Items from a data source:
○ ○ ○

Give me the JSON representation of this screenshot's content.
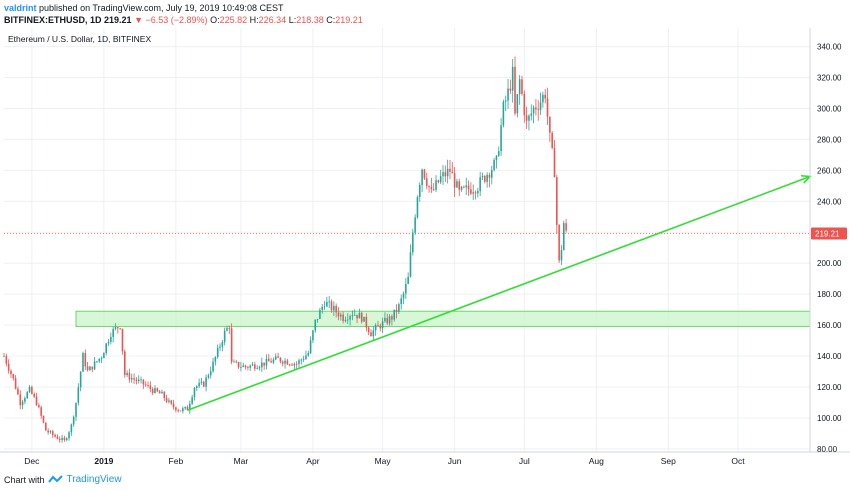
{
  "header": {
    "author": "valdrint",
    "published": "published on TradingView.com, July 19, 2019 10:49:08 CEST",
    "symbol": "BITFINEX:ETHUSD, 1D",
    "last": "219.21",
    "change": "−6.53 (−2.89%)",
    "o_label": "O:",
    "o": "225.82",
    "h_label": "H:",
    "h": "226.34",
    "l_label": "L:",
    "l": "218.38",
    "c_label": "C:",
    "c": "219.21"
  },
  "footer": {
    "prefix": "Chart with",
    "brand": "TradingView"
  },
  "colors": {
    "up": "#26a69a",
    "down": "#ef5350",
    "trendline": "#33dd33",
    "zone_fill": "#c8f5c8",
    "zone_stroke": "#55cc55",
    "price_line": "#ef5350",
    "grid": "#eef0f3",
    "axis": "#787b86"
  },
  "chart_data": {
    "type": "candlestick",
    "title": "Ethereum / U.S. Dollar, 1D, BITFINEX",
    "xlabel": "",
    "ylabel": "",
    "ylim": [
      78,
      352
    ],
    "y_ticks": [
      "80.00",
      "100.00",
      "120.00",
      "140.00",
      "160.00",
      "180.00",
      "200.00",
      "220.00",
      "240.00",
      "260.00",
      "280.00",
      "300.00",
      "320.00",
      "340.00"
    ],
    "x_ticks": [
      {
        "label": "Dec",
        "date": "2018-12-01"
      },
      {
        "label": "2019",
        "date": "2019-01-01"
      },
      {
        "label": "Feb",
        "date": "2019-02-01"
      },
      {
        "label": "Mar",
        "date": "2019-03-01"
      },
      {
        "label": "Apr",
        "date": "2019-04-01"
      },
      {
        "label": "May",
        "date": "2019-05-01"
      },
      {
        "label": "Jun",
        "date": "2019-06-01"
      },
      {
        "label": "Jul",
        "date": "2019-07-01"
      },
      {
        "label": "Aug",
        "date": "2019-08-01"
      },
      {
        "label": "Sep",
        "date": "2019-09-01"
      },
      {
        "label": "Oct",
        "date": "2019-10-01"
      }
    ],
    "xlim": [
      "2018-11-19",
      "2019-11-01"
    ],
    "current_price": "219.21",
    "current_price_value": 219.21,
    "support_zone": {
      "start": "2018-12-20",
      "end": "2019-11-01",
      "low": 159,
      "high": 169
    },
    "trendline": {
      "start": {
        "date": "2019-02-06",
        "price": 105
      },
      "end": {
        "date": "2019-11-01",
        "price": 256
      }
    },
    "close_path": [
      [
        "2018-11-19",
        140
      ],
      [
        "2018-11-23",
        125
      ],
      [
        "2018-11-26",
        110
      ],
      [
        "2018-11-30",
        118
      ],
      [
        "2018-12-03",
        110
      ],
      [
        "2018-12-07",
        92
      ],
      [
        "2018-12-11",
        88
      ],
      [
        "2018-12-15",
        85
      ],
      [
        "2018-12-18",
        95
      ],
      [
        "2018-12-20",
        110
      ],
      [
        "2018-12-23",
        140
      ],
      [
        "2018-12-25",
        130
      ],
      [
        "2018-12-28",
        135
      ],
      [
        "2018-12-31",
        140
      ],
      [
        "2019-01-04",
        155
      ],
      [
        "2019-01-08",
        160
      ],
      [
        "2019-01-10",
        128
      ],
      [
        "2019-01-14",
        125
      ],
      [
        "2019-01-18",
        122
      ],
      [
        "2019-01-22",
        118
      ],
      [
        "2019-01-26",
        115
      ],
      [
        "2019-01-30",
        108
      ],
      [
        "2019-02-03",
        105
      ],
      [
        "2019-02-06",
        106
      ],
      [
        "2019-02-09",
        120
      ],
      [
        "2019-02-13",
        122
      ],
      [
        "2019-02-17",
        135
      ],
      [
        "2019-02-22",
        155
      ],
      [
        "2019-02-24",
        160
      ],
      [
        "2019-02-25",
        135
      ],
      [
        "2019-03-03",
        133
      ],
      [
        "2019-03-10",
        135
      ],
      [
        "2019-03-17",
        138
      ],
      [
        "2019-03-25",
        135
      ],
      [
        "2019-03-30",
        142
      ],
      [
        "2019-04-02",
        162
      ],
      [
        "2019-04-06",
        175
      ],
      [
        "2019-04-10",
        170
      ],
      [
        "2019-04-14",
        165
      ],
      [
        "2019-04-18",
        168
      ],
      [
        "2019-04-22",
        165
      ],
      [
        "2019-04-26",
        155
      ],
      [
        "2019-04-30",
        160
      ],
      [
        "2019-05-05",
        165
      ],
      [
        "2019-05-08",
        172
      ],
      [
        "2019-05-10",
        180
      ],
      [
        "2019-05-12",
        190
      ],
      [
        "2019-05-14",
        220
      ],
      [
        "2019-05-16",
        245
      ],
      [
        "2019-05-18",
        262
      ],
      [
        "2019-05-22",
        245
      ],
      [
        "2019-05-26",
        255
      ],
      [
        "2019-05-30",
        260
      ],
      [
        "2019-06-03",
        245
      ],
      [
        "2019-06-07",
        248
      ],
      [
        "2019-06-11",
        250
      ],
      [
        "2019-06-15",
        258
      ],
      [
        "2019-06-19",
        265
      ],
      [
        "2019-06-22",
        300
      ],
      [
        "2019-06-24",
        310
      ],
      [
        "2019-06-26",
        322
      ],
      [
        "2019-06-27",
        295
      ],
      [
        "2019-06-29",
        318
      ],
      [
        "2019-07-02",
        290
      ],
      [
        "2019-07-05",
        300
      ],
      [
        "2019-07-08",
        305
      ],
      [
        "2019-07-10",
        310
      ],
      [
        "2019-07-12",
        280
      ],
      [
        "2019-07-14",
        260
      ],
      [
        "2019-07-15",
        225
      ],
      [
        "2019-07-16",
        200
      ],
      [
        "2019-07-17",
        210
      ],
      [
        "2019-07-18",
        226
      ],
      [
        "2019-07-19",
        219
      ]
    ]
  }
}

○ ○ ○

The records above are to be quoted exactly, with all pictures left out.

Give me the JSON representation of this screenshot's content.
{
  "header": {
    "author": "valdrint",
    "published": "published on TradingView.com, July 19, 2019 10:49:08 CEST",
    "symbol": "BITFINEX:ETHUSD, 1D",
    "last": "219.21",
    "change": "−6.53 (−2.89%)",
    "o_label": "O:",
    "o": "225.82",
    "h_label": "H:",
    "h": "226.34",
    "l_label": "L:",
    "l": "218.38",
    "c_label": "C:",
    "c": "219.21"
  },
  "footer": {
    "prefix": "Chart with",
    "brand": "TradingView"
  },
  "colors": {
    "up": "#26a69a",
    "down": "#ef5350",
    "trendline": "#33dd33",
    "zone_fill": "#c8f5c8",
    "zone_stroke": "#55cc55",
    "price_line": "#ef5350",
    "grid": "#eef0f3",
    "axis": "#787b86"
  },
  "chart_data": {
    "type": "candlestick",
    "title": "Ethereum / U.S. Dollar, 1D, BITFINEX",
    "xlabel": "",
    "ylabel": "",
    "ylim": [
      78,
      352
    ],
    "y_ticks": [
      "80.00",
      "100.00",
      "120.00",
      "140.00",
      "160.00",
      "180.00",
      "200.00",
      "220.00",
      "240.00",
      "260.00",
      "280.00",
      "300.00",
      "320.00",
      "340.00"
    ],
    "x_ticks": [
      {
        "label": "Dec",
        "date": "2018-12-01"
      },
      {
        "label": "2019",
        "date": "2019-01-01"
      },
      {
        "label": "Feb",
        "date": "2019-02-01"
      },
      {
        "label": "Mar",
        "date": "2019-03-01"
      },
      {
        "label": "Apr",
        "date": "2019-04-01"
      },
      {
        "label": "May",
        "date": "2019-05-01"
      },
      {
        "label": "Jun",
        "date": "2019-06-01"
      },
      {
        "label": "Jul",
        "date": "2019-07-01"
      },
      {
        "label": "Aug",
        "date": "2019-08-01"
      },
      {
        "label": "Sep",
        "date": "2019-09-01"
      },
      {
        "label": "Oct",
        "date": "2019-10-01"
      }
    ],
    "xlim": [
      "2018-11-19",
      "2019-11-01"
    ],
    "current_price": "219.21",
    "current_price_value": 219.21,
    "support_zone": {
      "start": "2018-12-20",
      "end": "2019-11-01",
      "low": 159,
      "high": 169
    },
    "trendline": {
      "start": {
        "date": "2019-02-06",
        "price": 105
      },
      "end": {
        "date": "2019-11-01",
        "price": 256
      }
    },
    "close_path": [
      [
        "2018-11-19",
        140
      ],
      [
        "2018-11-23",
        125
      ],
      [
        "2018-11-26",
        110
      ],
      [
        "2018-11-30",
        118
      ],
      [
        "2018-12-03",
        110
      ],
      [
        "2018-12-07",
        92
      ],
      [
        "2018-12-11",
        88
      ],
      [
        "2018-12-15",
        85
      ],
      [
        "2018-12-18",
        95
      ],
      [
        "2018-12-20",
        110
      ],
      [
        "2018-12-23",
        140
      ],
      [
        "2018-12-25",
        130
      ],
      [
        "2018-12-28",
        135
      ],
      [
        "2018-12-31",
        140
      ],
      [
        "2019-01-04",
        155
      ],
      [
        "2019-01-08",
        160
      ],
      [
        "2019-01-10",
        128
      ],
      [
        "2019-01-14",
        125
      ],
      [
        "2019-01-18",
        122
      ],
      [
        "2019-01-22",
        118
      ],
      [
        "2019-01-26",
        115
      ],
      [
        "2019-01-30",
        108
      ],
      [
        "2019-02-03",
        105
      ],
      [
        "2019-02-06",
        106
      ],
      [
        "2019-02-09",
        120
      ],
      [
        "2019-02-13",
        122
      ],
      [
        "2019-02-17",
        135
      ],
      [
        "2019-02-22",
        155
      ],
      [
        "2019-02-24",
        160
      ],
      [
        "2019-02-25",
        135
      ],
      [
        "2019-03-03",
        133
      ],
      [
        "2019-03-10",
        135
      ],
      [
        "2019-03-17",
        138
      ],
      [
        "2019-03-25",
        135
      ],
      [
        "2019-03-30",
        142
      ],
      [
        "2019-04-02",
        162
      ],
      [
        "2019-04-06",
        175
      ],
      [
        "2019-04-10",
        170
      ],
      [
        "2019-04-14",
        165
      ],
      [
        "2019-04-18",
        168
      ],
      [
        "2019-04-22",
        165
      ],
      [
        "2019-04-26",
        155
      ],
      [
        "2019-04-30",
        160
      ],
      [
        "2019-05-05",
        165
      ],
      [
        "2019-05-08",
        172
      ],
      [
        "2019-05-10",
        180
      ],
      [
        "2019-05-12",
        190
      ],
      [
        "2019-05-14",
        220
      ],
      [
        "2019-05-16",
        245
      ],
      [
        "2019-05-18",
        262
      ],
      [
        "2019-05-22",
        245
      ],
      [
        "2019-05-26",
        255
      ],
      [
        "2019-05-30",
        260
      ],
      [
        "2019-06-03",
        245
      ],
      [
        "2019-06-07",
        248
      ],
      [
        "2019-06-11",
        250
      ],
      [
        "2019-06-15",
        258
      ],
      [
        "2019-06-19",
        265
      ],
      [
        "2019-06-22",
        300
      ],
      [
        "2019-06-24",
        310
      ],
      [
        "2019-06-26",
        322
      ],
      [
        "2019-06-27",
        295
      ],
      [
        "2019-06-29",
        318
      ],
      [
        "2019-07-02",
        290
      ],
      [
        "2019-07-05",
        300
      ],
      [
        "2019-07-08",
        305
      ],
      [
        "2019-07-10",
        310
      ],
      [
        "2019-07-12",
        280
      ],
      [
        "2019-07-14",
        260
      ],
      [
        "2019-07-15",
        225
      ],
      [
        "2019-07-16",
        200
      ],
      [
        "2019-07-17",
        210
      ],
      [
        "2019-07-18",
        226
      ],
      [
        "2019-07-19",
        219
      ]
    ]
  }
}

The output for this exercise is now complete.